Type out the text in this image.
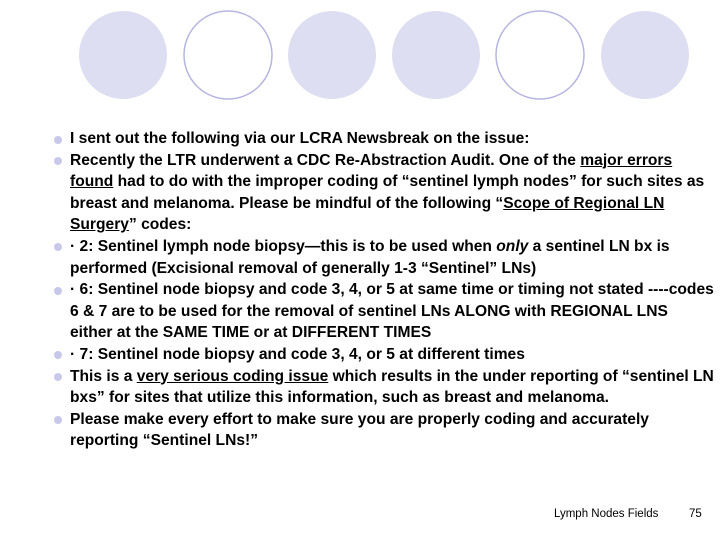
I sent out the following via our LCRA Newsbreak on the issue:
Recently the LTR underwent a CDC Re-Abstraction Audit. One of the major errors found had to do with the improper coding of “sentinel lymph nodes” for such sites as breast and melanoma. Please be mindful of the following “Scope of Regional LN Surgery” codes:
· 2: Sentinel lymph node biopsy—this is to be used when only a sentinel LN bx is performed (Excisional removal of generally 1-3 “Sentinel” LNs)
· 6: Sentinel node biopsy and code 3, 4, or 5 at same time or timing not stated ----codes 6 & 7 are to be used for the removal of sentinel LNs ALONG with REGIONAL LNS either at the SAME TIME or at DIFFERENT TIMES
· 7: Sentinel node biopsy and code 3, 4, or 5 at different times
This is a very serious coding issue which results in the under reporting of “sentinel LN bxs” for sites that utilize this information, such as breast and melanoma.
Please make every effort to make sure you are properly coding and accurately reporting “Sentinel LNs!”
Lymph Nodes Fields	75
◆ ◆ ◆
▸ **Exercise aim**:
All lines of the data above that include the word "codes" must be shown.

▸ **Result below**:
Recently the LTR underwent a CDC Re-Abstraction Audit. One of the major errors found had to do with the improper coding of “sentinel lymph nodes” for such sites as breast and melanoma. Please be mindful of the following “Scope of Regional LN Surgery” codes:
· 6: Sentinel node biopsy and code 3, 4, or 5 at same time or timing not stated ----codes 6 & 7 are to be used for the removal of sentinel LNs ALONG with REGIONAL LNS either at the SAME TIME or at DIFFERENT TIMES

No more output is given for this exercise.